Return every entry exactly as written.

##### Supplied data #####

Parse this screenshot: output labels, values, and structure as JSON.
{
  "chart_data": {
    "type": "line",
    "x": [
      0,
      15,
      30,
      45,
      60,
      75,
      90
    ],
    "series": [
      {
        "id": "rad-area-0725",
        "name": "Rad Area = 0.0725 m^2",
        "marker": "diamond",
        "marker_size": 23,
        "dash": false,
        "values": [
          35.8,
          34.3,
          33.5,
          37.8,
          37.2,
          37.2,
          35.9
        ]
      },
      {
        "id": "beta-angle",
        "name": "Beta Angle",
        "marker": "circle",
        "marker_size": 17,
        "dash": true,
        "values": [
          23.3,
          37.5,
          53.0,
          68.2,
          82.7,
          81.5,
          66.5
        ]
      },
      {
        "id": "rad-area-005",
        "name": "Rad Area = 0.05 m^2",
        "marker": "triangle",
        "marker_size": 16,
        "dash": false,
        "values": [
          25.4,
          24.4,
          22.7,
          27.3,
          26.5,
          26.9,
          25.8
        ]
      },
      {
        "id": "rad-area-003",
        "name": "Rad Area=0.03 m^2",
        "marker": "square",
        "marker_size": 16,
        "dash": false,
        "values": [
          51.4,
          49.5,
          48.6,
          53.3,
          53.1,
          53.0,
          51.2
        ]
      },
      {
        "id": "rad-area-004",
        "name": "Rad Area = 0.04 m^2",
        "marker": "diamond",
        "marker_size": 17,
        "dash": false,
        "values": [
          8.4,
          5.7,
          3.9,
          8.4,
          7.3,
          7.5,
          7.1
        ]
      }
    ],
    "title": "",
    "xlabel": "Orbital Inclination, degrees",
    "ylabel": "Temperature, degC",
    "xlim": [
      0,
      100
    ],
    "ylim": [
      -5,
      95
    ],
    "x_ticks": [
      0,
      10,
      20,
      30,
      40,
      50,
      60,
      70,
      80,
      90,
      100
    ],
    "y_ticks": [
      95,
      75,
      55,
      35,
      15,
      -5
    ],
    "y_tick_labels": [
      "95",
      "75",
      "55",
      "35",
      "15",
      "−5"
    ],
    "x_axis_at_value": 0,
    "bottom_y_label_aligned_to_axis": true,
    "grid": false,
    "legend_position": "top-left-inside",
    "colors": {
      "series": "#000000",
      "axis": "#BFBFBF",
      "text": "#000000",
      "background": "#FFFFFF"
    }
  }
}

#####

Response -
Parse this screenshot: output labels, values, and structure as JSON.
{
  "chart_data": {
    "type": "line",
    "x": [
      0,
      15,
      30,
      45,
      60,
      75,
      90
    ],
    "series": [
      {
        "id": "rad-area-0725",
        "name": "Rad Area = 0.0725 m^2",
        "marker": "diamond",
        "marker_size": 23,
        "dash": false,
        "values": [
          35.8,
          34.3,
          33.5,
          37.8,
          37.2,
          37.2,
          35.9
        ]
      },
      {
        "id": "beta-angle",
        "name": "Beta Angle",
        "marker": "circle",
        "marker_size": 17,
        "dash": true,
        "values": [
          23.3,
          37.5,
          53.0,
          68.2,
          82.7,
          81.5,
          66.5
        ]
      },
      {
        "id": "rad-area-005",
        "name": "Rad Area = 0.05 m^2",
        "marker": "triangle",
        "marker_size": 16,
        "dash": false,
        "values": [
          25.4,
          24.4,
          22.7,
          27.3,
          26.5,
          26.9,
          25.8
        ]
      },
      {
        "id": "rad-area-003",
        "name": "Rad Area=0.03 m^2",
        "marker": "square",
        "marker_size": 16,
        "dash": false,
        "values": [
          51.4,
          49.5,
          48.6,
          53.3,
          53.1,
          53.0,
          51.2
        ]
      },
      {
        "id": "rad-area-004",
        "name": "Rad Area = 0.04 m^2",
        "marker": "diamond",
        "marker_size": 17,
        "dash": false,
        "values": [
          8.4,
          5.7,
          3.9,
          8.4,
          7.3,
          7.5,
          7.1
        ]
      }
    ],
    "title": "",
    "xlabel": "Orbital Inclination, degrees",
    "ylabel": "Temperature, degC",
    "xlim": [
      0,
      100
    ],
    "ylim": [
      -5,
      95
    ],
    "x_ticks": [
      0,
      10,
      20,
      30,
      40,
      50,
      60,
      70,
      80,
      90,
      100
    ],
    "y_ticks": [
      95,
      75,
      55,
      35,
      15,
      -5
    ],
    "y_tick_labels": [
      "95",
      "75",
      "55",
      "35",
      "15",
      "−5"
    ],
    "x_axis_at_value": 0,
    "bottom_y_label_aligned_to_axis": true,
    "grid": false,
    "legend_position": "top-left-inside",
    "colors": {
      "series": "#000000",
      "axis": "#BFBFBF",
      "text": "#000000",
      "background": "#FFFFFF"
    }
  }
}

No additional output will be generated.